Work to complete:
Check each line of the material. Copy those containing "JSON".

Excerpted data:
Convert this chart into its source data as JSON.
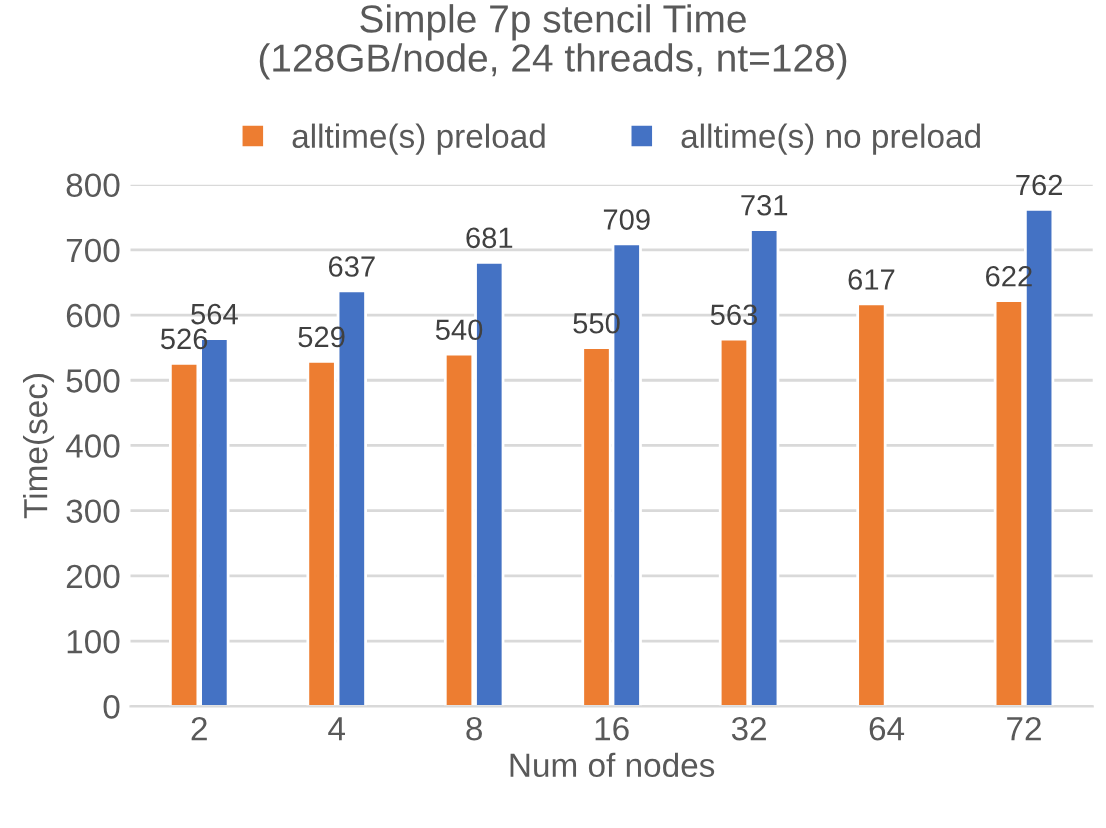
{
  "chart_data": {
    "type": "bar",
    "title": "Simple 7p stencil Time\n(128GB/node, 24 threads, nt=128)",
    "xlabel": "Num of nodes",
    "ylabel": "Time(sec)",
    "categories": [
      "2",
      "4",
      "8",
      "16",
      "32",
      "64",
      "72"
    ],
    "series": [
      {
        "name": "alltime(s) preload",
        "color": "#ed7d31",
        "values": [
          526,
          529,
          540,
          550,
          563,
          617,
          622
        ]
      },
      {
        "name": "alltime(s) no preload",
        "color": "#4472c4",
        "values": [
          564,
          637,
          681,
          709,
          731,
          null,
          762
        ]
      }
    ],
    "ylim": [
      0,
      800
    ],
    "yticks": [
      0,
      100,
      200,
      300,
      400,
      500,
      600,
      700,
      800
    ],
    "grid": "y",
    "legend": "top",
    "data_labels": true
  }
}
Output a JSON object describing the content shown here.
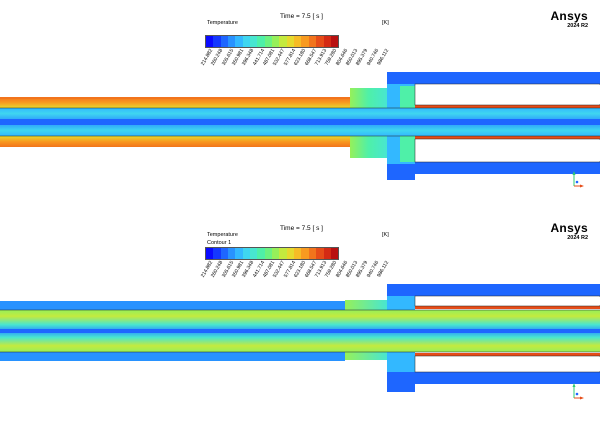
{
  "colors": {
    "accent": "#2ecc71",
    "background": "#ffffff",
    "colormap": [
      "#0a0aff",
      "#1438ff",
      "#1e66ff",
      "#2892ff",
      "#33b8ff",
      "#3fd6f0",
      "#48e6d0",
      "#4ff0a8",
      "#6cf280",
      "#96f05a",
      "#c4ea3e",
      "#e6da2e",
      "#f6bc26",
      "#f89a20",
      "#f2741c",
      "#e64c18",
      "#d42a14",
      "#b81010"
    ]
  },
  "scale": {
    "ticks": [
      "214.882",
      "260.248",
      "305.615",
      "350.981",
      "396.348",
      "441.714",
      "487.081",
      "532.447",
      "577.814",
      "623.180",
      "668.547",
      "713.913",
      "759.280",
      "804.646",
      "850.013",
      "895.379",
      "940.746",
      "986.112"
    ],
    "unit": "[K]",
    "min": 214.882,
    "max": 986.112
  },
  "views": [
    {
      "time": "Time = 7.5 [ s ]",
      "variable": "Temperature",
      "subtitle": "",
      "logo": "Ansys",
      "version": "2024 R2"
    },
    {
      "time": "Time = 7.5 [ s ]",
      "variable": "Temperature",
      "subtitle": "Contour 1",
      "logo": "Ansys",
      "version": "2024 R2"
    }
  ],
  "axis_icon": [
    "y-axis-icon",
    "x-axis-icon",
    "z-axis-icon"
  ]
}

Right answer:
Convert this chart into its source data as JSON.
Output a JSON object describing the content shown here.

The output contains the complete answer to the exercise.